━━━━━ Records ━━━━━

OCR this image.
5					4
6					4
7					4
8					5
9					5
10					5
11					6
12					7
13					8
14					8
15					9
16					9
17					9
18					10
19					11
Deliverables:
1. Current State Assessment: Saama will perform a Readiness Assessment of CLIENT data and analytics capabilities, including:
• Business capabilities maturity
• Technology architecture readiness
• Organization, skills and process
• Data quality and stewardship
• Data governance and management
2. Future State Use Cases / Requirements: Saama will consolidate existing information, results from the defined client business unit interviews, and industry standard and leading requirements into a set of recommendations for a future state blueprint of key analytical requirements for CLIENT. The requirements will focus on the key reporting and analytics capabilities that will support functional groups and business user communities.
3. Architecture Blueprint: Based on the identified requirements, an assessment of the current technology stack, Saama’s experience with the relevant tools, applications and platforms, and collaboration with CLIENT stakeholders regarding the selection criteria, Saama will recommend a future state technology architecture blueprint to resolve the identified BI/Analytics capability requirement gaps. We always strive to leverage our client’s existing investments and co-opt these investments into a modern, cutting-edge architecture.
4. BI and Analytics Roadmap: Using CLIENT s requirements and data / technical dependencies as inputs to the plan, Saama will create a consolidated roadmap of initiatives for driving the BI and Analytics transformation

━━━━━

# [Do this]
Retype all of the material, keeping each line exact.

# [Exercise solution]
OCR this image.
5					4
6					4
7					4
8					5
9					5
10					5
11					6
12					7
13					8
14					8
15					9
16					9
17					9
18					10
19					11
Deliverables:
1. Current State Assessment: Saama will perform a Readiness Assessment of CLIENT data and analytics capabilities, including:
• Business capabilities maturity
• Technology architecture readiness
• Organization, skills and process
• Data quality and stewardship
• Data governance and management
2. Future State Use Cases / Requirements: Saama will consolidate existing information, results from the defined client business unit interviews, and industry standard and leading requirements into a set of recommendations for a future state blueprint of key analytical requirements for CLIENT. The requirements will focus on the key reporting and analytics capabilities that will support functional groups and business user communities.
3. Architecture Blueprint: Based on the identified requirements, an assessment of the current technology stack, Saama’s experience with the relevant tools, applications and platforms, and collaboration with CLIENT stakeholders regarding the selection criteria, Saama will recommend a future state technology architecture blueprint to resolve the identified BI/Analytics capability requirement gaps. We always strive to leverage our client’s existing investments and co-opt these investments into a modern, cutting-edge architecture.
4. BI and Analytics Roadmap: Using CLIENT s requirements and data / technical dependencies as inputs to the plan, Saama will create a consolidated roadmap of initiatives for driving the BI and Analytics transformation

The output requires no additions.